Given data start

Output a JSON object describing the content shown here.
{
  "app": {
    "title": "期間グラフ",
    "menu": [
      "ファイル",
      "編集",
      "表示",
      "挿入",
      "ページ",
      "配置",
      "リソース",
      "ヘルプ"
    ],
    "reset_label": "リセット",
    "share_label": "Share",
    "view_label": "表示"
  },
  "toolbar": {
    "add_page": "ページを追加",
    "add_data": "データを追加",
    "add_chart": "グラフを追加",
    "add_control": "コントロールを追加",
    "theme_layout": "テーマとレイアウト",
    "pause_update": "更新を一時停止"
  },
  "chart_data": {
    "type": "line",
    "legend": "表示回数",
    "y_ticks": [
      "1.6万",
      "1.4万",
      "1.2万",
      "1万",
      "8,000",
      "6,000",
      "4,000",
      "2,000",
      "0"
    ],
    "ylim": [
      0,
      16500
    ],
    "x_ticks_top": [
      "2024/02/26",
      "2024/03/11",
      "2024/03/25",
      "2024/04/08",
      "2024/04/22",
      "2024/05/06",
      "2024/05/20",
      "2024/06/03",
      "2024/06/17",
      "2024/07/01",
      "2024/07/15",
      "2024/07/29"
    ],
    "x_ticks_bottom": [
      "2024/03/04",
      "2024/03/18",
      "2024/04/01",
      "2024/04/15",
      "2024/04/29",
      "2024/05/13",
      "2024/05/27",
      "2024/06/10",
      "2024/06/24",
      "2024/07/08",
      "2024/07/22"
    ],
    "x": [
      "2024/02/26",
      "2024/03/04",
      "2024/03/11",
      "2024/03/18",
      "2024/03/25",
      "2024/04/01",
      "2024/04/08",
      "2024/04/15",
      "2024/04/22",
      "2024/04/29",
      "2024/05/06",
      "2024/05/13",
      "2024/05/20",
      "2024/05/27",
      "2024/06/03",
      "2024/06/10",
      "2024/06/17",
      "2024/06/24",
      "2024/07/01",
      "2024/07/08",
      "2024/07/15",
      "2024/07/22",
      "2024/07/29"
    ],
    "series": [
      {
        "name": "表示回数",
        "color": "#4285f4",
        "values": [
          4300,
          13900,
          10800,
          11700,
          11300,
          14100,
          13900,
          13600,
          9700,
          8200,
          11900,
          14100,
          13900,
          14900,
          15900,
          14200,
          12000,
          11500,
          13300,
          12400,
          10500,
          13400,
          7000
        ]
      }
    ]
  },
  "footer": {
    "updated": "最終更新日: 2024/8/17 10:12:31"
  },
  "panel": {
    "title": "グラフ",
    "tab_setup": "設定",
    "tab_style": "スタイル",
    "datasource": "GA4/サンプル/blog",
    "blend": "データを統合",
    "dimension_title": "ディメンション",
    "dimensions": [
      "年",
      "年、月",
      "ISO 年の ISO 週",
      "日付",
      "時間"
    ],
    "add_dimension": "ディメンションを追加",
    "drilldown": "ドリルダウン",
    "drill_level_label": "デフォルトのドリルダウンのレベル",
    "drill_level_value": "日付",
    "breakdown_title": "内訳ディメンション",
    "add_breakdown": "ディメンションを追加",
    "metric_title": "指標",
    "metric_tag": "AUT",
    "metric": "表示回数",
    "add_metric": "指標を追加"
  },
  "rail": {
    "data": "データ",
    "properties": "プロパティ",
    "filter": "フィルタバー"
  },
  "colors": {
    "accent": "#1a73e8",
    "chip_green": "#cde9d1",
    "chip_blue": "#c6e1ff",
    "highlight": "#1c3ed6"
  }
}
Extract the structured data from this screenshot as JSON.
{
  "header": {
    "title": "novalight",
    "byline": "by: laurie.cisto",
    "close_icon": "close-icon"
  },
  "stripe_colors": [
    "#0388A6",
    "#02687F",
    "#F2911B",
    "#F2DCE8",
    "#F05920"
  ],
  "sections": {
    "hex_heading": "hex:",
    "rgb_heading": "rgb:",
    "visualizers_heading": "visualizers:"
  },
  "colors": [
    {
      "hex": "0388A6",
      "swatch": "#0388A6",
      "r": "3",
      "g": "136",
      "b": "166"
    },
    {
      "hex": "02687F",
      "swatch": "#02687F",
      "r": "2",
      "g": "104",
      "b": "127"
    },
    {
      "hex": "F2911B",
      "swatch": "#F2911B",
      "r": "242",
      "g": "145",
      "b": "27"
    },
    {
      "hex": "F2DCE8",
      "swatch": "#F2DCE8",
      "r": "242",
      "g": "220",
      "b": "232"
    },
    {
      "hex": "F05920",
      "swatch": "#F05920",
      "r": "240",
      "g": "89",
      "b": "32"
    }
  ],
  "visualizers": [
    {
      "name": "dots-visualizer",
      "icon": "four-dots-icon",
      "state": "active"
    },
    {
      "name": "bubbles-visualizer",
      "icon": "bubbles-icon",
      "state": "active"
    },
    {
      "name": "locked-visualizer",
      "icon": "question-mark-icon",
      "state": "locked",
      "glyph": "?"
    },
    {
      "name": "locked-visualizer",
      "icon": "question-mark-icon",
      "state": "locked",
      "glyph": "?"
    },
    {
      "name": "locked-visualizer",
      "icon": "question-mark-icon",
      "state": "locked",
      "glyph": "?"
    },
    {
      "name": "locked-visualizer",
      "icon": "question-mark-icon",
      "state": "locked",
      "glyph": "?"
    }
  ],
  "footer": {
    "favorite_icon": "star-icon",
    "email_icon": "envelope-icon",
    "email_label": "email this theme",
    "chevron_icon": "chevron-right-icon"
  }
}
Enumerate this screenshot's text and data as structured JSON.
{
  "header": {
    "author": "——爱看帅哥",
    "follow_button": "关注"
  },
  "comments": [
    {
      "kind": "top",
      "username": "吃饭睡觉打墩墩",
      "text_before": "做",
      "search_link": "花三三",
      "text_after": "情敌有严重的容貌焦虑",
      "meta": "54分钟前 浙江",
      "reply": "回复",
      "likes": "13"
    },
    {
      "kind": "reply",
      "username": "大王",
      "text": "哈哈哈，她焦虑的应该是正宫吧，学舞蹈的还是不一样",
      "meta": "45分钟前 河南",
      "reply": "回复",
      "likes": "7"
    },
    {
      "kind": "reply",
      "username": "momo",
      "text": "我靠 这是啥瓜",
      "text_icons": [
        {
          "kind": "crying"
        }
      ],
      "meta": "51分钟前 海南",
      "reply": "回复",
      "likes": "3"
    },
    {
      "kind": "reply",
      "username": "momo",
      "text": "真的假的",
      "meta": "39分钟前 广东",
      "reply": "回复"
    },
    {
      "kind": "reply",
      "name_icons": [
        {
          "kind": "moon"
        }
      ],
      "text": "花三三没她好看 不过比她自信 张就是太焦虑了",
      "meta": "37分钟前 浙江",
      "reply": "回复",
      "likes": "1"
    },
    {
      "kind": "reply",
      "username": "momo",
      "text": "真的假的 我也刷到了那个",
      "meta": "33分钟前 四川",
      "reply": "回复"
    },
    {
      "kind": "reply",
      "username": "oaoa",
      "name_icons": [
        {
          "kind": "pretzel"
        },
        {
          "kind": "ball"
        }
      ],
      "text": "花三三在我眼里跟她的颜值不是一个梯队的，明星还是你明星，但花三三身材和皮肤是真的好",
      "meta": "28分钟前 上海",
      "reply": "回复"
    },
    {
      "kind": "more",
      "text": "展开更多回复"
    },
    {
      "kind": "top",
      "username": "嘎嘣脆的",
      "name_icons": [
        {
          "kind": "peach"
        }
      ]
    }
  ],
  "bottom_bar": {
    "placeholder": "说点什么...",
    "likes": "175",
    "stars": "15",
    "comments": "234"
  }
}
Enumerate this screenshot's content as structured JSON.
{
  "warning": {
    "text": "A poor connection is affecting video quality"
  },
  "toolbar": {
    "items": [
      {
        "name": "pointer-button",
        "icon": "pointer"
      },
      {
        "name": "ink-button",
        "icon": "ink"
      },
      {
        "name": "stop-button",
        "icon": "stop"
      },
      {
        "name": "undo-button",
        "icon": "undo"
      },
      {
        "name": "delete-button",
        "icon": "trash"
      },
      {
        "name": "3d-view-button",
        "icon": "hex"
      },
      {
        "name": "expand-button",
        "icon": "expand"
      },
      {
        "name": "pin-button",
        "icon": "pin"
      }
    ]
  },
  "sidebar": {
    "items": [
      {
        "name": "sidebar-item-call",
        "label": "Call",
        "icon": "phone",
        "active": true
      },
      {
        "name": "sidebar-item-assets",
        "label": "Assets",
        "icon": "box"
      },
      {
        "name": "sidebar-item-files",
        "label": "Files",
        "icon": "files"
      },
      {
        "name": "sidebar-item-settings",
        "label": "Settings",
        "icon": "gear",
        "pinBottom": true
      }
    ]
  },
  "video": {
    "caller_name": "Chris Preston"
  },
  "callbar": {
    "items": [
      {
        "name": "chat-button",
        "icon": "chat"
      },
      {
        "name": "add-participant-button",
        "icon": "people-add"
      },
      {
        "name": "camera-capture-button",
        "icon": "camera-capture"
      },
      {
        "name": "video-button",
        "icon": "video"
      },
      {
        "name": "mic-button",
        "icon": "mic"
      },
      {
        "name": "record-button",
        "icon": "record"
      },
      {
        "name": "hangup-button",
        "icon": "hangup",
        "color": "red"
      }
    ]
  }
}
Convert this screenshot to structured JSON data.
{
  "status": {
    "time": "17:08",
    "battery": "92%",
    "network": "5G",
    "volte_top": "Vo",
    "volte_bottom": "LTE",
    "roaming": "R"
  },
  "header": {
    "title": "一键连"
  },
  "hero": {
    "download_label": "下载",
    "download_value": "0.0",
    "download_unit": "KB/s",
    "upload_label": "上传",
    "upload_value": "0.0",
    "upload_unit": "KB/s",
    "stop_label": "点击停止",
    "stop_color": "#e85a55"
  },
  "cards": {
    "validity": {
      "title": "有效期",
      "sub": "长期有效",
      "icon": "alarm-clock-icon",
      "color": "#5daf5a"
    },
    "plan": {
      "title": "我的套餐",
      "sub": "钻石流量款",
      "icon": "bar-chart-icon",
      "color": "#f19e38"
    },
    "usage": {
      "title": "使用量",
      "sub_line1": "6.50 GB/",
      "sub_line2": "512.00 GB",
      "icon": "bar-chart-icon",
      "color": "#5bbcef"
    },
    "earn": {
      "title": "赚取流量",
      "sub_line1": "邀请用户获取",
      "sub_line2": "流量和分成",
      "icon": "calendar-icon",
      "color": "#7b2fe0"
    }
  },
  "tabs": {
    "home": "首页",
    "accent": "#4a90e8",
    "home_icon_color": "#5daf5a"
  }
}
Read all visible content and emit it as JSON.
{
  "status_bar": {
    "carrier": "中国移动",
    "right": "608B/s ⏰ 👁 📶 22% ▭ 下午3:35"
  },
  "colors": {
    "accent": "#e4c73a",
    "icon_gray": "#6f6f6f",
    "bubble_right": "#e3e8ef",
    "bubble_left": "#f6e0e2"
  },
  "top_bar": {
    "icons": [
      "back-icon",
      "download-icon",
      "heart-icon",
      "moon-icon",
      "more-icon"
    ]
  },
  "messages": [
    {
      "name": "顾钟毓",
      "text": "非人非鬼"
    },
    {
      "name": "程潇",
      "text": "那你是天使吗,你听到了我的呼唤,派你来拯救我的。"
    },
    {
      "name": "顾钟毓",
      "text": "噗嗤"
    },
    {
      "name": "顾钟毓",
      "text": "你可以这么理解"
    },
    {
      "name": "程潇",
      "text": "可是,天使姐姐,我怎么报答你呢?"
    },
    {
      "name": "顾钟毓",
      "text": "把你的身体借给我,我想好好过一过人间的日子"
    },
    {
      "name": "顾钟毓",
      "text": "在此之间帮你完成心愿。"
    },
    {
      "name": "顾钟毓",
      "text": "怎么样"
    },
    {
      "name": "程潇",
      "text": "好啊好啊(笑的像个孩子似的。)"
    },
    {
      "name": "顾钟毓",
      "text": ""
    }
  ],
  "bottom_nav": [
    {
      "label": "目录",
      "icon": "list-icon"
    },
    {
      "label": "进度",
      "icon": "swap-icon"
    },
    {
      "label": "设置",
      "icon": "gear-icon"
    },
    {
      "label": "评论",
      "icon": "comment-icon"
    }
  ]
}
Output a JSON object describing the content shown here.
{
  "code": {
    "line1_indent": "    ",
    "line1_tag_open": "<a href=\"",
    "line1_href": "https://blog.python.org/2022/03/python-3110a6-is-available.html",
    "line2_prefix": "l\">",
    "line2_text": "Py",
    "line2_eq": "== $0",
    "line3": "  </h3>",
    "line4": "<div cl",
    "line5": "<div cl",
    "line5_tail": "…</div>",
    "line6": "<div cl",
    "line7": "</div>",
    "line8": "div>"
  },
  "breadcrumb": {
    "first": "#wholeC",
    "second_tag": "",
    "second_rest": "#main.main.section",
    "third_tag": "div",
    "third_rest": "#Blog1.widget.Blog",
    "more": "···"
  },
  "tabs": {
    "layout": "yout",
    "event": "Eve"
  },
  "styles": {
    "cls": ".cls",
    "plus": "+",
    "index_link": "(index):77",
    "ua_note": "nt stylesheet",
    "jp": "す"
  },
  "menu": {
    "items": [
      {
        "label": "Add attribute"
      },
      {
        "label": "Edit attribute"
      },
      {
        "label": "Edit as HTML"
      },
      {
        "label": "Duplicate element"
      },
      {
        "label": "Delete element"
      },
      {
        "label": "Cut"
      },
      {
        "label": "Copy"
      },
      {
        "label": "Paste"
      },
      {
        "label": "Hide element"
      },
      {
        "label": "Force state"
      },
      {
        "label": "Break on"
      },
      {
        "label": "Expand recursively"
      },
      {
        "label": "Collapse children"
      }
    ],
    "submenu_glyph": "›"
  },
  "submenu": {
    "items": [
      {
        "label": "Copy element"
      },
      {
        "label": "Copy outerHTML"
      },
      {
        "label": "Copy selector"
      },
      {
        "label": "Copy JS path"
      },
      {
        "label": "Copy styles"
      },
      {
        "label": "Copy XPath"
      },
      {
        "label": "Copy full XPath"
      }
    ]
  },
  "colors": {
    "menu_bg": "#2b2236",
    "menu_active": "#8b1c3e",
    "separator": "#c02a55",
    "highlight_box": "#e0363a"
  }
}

Given data end

Job – Copy every line above that includes the string "Edit".

Finished answer –
        "label": "Edit attribute"
        "label": "Edit as HTML"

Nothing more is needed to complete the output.